__SUPPLIED TEXT__.
Fitting 3 folds for each of 648 candidates, totalling 1944 fits


648 fits failed out of a total of 1944.
The score on these train-test partitions for these parameters will be set to nan.
If these failures are not expected, you can try to debug them by setting error_score='raise'.

Below are more details about the failures:
--------------------------------------------------------------------------------
188 fits failed with the following error:
Traceback (most recent call last):
  File "/opt/homebrew/Caskroom/miniconda/base/envs/advanced-ml/lib/python3.10/site-packages/sklearn/model_selection/_validation.py", line 888, in _fit_and_score
    estimator.fit(X_train, y_train, **fit_params)
  File "/opt/homebrew/Caskroom/miniconda/base/envs/advanced-ml/lib/python3.10/site-packages/sklearn/base.py", line 1466, in wrapper
    estimator._validate_params()
  File "/opt/homebrew/Caskroom/miniconda/base/envs/advanced-ml/lib/python3.10/site-packages/sklearn/base.py", line 666, in _validate_params
    validate_parameter_constraints(
  File "/opt/homebrew/Caskroom

{'bootstrap': True, 'max_depth': 15, 'max_features': 'sqrt', 'min_samples_leaf': 1, 'min_samples_split': 5, 'n_estimators': 500}


Since there was a small error in the `max_features` parameter ("auto" instead of "log2"), we will do an extra tuning for this parameter instead of repeating the whole process (very time-consuming). We also reduced some of the ranges, setting the best value from the previous stage (note it has some risk of missing the global optimum).

In [11]:
param_dist = {
    "n_estimators": [250, 500],
    "max_depth": [None, 10, 15],
    "min_samples_split": [2, 5],
    "min_samples_leaf": [1, 2],
    "max_features": ["log2", "sqrt"],
    "bootstrap": [True],
}

rf = RandomForestClassifier(random_state=42, n_jobs=-1)
search = GridSearchCV(
    rf,
    param_dist,
    cv=3,
    n_jobs=-1,
    scoring="precision",
    verbose=1,
)
search.fit(X, y)
print(search.best_params_)

__INFORMATION PROVIDED__.

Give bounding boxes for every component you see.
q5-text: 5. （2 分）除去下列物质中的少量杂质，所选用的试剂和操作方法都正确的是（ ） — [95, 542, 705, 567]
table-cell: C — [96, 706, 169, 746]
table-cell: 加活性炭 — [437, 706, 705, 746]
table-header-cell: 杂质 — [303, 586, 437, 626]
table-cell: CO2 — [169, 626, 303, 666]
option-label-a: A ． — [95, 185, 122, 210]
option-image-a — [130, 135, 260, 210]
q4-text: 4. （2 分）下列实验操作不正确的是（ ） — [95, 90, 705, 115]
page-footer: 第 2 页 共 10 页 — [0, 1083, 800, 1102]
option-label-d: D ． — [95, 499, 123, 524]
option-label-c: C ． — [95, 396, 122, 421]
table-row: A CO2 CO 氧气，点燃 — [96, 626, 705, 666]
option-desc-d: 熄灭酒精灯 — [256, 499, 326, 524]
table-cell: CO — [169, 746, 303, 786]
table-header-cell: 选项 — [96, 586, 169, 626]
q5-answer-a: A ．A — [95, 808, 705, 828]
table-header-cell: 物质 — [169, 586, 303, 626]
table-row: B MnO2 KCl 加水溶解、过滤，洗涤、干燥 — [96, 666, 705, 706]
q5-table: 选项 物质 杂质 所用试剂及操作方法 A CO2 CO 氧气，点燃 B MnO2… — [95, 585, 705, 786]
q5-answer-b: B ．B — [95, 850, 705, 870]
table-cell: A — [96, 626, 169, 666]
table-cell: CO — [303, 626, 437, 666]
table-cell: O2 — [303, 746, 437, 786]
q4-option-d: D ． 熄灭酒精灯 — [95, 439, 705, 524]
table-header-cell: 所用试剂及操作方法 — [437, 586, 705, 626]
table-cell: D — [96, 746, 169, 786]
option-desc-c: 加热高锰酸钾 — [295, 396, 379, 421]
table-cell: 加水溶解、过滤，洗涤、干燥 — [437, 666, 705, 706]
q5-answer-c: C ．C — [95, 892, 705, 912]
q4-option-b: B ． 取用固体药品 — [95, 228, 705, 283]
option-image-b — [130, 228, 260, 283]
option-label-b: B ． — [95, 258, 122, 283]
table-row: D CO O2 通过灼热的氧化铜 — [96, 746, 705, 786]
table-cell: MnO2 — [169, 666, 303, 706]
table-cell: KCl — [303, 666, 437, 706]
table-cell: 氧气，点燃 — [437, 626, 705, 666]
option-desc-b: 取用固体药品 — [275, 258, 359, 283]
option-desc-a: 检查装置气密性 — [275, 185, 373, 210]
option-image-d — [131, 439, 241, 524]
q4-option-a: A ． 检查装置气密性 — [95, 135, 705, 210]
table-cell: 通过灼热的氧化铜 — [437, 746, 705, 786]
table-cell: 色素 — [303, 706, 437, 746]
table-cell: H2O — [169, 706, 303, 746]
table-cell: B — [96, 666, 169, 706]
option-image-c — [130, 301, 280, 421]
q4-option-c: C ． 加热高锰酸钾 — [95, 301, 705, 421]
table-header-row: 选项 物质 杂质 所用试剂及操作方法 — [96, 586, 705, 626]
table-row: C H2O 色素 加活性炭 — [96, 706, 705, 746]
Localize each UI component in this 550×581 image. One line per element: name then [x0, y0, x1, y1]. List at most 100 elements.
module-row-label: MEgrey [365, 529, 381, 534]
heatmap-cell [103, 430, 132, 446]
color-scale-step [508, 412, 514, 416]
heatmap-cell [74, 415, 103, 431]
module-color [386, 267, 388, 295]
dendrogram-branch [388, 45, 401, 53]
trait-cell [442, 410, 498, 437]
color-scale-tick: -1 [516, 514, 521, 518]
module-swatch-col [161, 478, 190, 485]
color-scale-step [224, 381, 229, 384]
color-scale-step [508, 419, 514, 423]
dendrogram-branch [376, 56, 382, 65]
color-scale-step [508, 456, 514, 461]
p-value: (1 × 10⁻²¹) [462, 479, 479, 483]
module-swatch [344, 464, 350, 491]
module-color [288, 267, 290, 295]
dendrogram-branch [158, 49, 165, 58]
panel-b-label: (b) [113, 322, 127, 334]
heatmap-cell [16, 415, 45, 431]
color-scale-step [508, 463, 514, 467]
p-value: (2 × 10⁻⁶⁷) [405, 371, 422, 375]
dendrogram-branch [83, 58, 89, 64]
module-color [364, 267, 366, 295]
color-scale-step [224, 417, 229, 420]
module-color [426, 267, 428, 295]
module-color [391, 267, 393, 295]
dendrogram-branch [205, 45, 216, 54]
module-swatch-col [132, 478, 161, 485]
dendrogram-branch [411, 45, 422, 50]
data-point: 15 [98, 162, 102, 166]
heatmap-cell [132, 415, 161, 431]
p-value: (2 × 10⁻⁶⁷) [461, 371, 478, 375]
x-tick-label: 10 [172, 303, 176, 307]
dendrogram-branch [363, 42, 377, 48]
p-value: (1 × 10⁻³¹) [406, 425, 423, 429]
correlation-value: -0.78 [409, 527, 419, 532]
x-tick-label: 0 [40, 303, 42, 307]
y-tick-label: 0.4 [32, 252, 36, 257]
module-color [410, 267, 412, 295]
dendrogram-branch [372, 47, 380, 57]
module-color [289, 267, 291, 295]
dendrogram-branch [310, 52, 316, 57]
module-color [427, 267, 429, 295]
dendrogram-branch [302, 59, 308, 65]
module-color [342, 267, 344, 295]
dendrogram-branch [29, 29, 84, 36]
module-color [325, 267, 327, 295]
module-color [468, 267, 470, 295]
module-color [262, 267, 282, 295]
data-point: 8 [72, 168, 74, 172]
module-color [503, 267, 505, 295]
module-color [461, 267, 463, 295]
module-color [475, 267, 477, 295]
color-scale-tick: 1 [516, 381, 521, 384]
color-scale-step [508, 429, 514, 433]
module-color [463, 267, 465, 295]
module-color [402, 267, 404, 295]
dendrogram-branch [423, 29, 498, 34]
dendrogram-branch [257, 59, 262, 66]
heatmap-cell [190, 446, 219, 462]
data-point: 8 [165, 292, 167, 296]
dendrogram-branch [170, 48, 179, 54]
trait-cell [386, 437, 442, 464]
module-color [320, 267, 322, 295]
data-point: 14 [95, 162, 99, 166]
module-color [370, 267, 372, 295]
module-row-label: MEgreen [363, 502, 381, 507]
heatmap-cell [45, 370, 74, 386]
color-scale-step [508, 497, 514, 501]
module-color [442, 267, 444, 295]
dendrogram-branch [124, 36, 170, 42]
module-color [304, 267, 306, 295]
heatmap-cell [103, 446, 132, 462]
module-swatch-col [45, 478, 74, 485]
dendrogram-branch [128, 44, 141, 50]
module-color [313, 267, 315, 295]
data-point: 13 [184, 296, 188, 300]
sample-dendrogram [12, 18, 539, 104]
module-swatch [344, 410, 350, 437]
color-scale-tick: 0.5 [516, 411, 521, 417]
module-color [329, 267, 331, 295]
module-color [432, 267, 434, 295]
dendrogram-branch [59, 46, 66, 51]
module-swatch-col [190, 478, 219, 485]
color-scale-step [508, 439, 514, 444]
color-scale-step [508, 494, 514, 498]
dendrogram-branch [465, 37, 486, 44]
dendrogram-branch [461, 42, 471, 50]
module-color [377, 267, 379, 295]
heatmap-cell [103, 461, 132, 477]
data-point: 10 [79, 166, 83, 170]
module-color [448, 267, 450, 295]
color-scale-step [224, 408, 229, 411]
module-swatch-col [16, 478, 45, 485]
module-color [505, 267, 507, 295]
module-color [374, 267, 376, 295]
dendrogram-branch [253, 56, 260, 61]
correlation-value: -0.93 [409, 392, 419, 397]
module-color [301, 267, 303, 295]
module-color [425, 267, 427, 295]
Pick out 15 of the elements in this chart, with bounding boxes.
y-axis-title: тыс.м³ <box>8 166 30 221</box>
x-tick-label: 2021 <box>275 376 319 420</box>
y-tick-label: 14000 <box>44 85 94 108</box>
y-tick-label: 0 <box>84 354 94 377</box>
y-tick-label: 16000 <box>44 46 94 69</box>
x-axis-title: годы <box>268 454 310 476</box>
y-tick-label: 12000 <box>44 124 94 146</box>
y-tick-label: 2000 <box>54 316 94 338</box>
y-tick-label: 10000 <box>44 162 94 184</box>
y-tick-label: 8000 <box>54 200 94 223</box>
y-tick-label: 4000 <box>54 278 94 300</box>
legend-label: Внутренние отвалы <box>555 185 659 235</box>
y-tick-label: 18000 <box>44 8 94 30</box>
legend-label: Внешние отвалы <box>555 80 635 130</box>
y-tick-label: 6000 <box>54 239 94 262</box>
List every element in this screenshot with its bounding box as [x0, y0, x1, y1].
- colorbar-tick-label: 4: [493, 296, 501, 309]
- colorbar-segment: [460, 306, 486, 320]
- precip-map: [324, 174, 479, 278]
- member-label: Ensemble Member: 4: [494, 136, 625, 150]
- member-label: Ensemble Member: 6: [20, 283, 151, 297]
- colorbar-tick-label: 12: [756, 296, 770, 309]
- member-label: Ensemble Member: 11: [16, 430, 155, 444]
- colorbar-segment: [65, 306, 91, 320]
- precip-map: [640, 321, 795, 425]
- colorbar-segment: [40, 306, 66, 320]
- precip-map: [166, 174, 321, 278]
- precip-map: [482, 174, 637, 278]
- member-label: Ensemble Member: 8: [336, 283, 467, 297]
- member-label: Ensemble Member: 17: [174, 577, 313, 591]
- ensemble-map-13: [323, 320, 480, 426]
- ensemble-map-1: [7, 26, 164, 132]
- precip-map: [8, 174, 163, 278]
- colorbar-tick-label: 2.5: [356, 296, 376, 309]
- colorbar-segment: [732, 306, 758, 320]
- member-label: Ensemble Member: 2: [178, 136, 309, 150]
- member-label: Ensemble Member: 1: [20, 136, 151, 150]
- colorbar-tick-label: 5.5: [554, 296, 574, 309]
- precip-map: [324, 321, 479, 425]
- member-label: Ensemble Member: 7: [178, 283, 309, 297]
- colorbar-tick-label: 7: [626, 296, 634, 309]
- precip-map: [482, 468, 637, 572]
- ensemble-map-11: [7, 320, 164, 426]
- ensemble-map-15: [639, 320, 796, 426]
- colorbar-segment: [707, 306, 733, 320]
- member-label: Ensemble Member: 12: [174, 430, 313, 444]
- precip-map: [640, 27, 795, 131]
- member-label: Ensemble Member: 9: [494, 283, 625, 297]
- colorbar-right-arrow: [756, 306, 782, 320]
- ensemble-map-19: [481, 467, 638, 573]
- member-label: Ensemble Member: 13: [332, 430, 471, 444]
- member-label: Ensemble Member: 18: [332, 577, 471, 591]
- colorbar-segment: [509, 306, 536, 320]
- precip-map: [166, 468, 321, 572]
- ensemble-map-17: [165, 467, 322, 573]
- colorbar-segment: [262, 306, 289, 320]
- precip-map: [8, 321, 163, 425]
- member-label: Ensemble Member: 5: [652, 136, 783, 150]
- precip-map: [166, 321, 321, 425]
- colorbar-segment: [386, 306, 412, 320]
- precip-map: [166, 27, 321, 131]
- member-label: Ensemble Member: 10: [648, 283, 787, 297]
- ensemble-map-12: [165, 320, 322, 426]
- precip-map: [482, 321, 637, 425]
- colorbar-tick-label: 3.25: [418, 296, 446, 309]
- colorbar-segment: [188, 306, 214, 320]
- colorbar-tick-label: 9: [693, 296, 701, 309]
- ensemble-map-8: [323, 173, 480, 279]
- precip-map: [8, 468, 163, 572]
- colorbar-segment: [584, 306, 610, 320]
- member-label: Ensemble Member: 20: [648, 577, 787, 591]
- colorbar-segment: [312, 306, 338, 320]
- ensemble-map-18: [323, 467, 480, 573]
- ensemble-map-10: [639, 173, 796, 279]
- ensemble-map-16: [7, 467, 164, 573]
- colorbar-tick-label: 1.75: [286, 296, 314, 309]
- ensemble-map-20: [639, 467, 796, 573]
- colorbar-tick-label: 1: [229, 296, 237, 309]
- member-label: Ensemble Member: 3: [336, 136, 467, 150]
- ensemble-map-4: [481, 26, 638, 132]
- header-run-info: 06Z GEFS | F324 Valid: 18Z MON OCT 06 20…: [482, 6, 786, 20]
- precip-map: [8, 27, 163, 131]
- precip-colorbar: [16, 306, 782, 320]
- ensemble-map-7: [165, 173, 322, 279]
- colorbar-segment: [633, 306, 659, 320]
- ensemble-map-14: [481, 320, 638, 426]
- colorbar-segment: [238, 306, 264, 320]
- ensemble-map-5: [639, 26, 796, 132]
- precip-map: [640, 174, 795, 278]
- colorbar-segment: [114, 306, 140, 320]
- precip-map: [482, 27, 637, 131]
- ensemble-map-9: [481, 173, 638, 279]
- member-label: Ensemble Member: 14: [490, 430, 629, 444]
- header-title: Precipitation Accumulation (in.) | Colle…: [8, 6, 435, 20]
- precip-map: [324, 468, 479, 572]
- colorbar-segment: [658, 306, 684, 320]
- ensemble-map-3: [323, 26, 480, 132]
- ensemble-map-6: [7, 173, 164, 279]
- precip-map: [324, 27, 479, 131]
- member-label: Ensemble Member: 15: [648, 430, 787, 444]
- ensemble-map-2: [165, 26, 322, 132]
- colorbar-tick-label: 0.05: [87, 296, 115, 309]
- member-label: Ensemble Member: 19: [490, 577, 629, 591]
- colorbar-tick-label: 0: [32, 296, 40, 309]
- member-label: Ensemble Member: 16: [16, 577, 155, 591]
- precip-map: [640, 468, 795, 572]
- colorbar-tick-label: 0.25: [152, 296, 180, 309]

__TASKS TO COMPLETE__.
a) Which keys are defined in the param_dist dictionary in the random forest tuning notebook?
b) In the random forest tuning notebook, which scoring metric is passed to GridSearchCV?
c) Carry on the random forest tuning notebook from its last line, print(search.best_params_).
Set the records aside; nothing here depends on them.

__YOUR RESPONSES__.
a) n_estimators, max_depth, min_samples_split, min_samples_leaf, max_features, bootstrap

b) "precision"

c)
Fitting 3 folds for each of 48 candidates, totalling 144 fits
{'bootstrap': True, 'max_depth': 15, 'max_features': 'sqrt', 'min_samples_leaf': 1, 'min_samples_split': 5, 'n_estimators': 500}


## Baseline model vs tuned model

After obtaining the best hyperparameters, we will ensure that the model is indeed better, comparing it with the model with default hyperparameters using cross-validation.

In [12]:
from sklearn.model_selection import cross_val_score

baseline_model = RandomForestClassifier(random_state=42)
scores = cross_val_score(baseline_model, X, y, cv=5, scoring="precision", n_jobs=-1)
print(f"Baseline precision: {scores.mean():.4f} (+/- {scores.std():.4f})")

tuned_model = RandomForestClassifier(**search.best_params_)
scores = cross_val_score(tuned_model, X, y, cv=5, scoring="precision", n_jobs=-1)
print(f"Tuned precision: {scores.mean():.4f} (+/- {scores.std():.4f})")

Baseline precision: 0.6093 (+/- 0.0278)
Tuned precision: 0.6504 (+/- 0.0204)


Model indeed achieved better results, so we will use it for feature selection. Since the main goal of the task is to have the best precision in top 20% of predictions, we will use custom scoring function for one more comparison.

In [14]:
from top20_scoring import top_20_perc_scoring
from sklearn.model_selection import StratifiedKFold

skf = StratifiedKFold(n_splits=5)

def score_model(model, X, y, skf):
    sum = 0
    for train_index, test_index in skf.split(X, y):
        X_train, X_test = X[train_index], X[test_index]
        y_train, y_test = y[train_index], y[test_index]

        model.fit(X_train, y_train)

        y_pred_proba = model.predict_proba(X_test)[:, 1]
        score = top_20_perc_scoring(y_test, y_pred_proba)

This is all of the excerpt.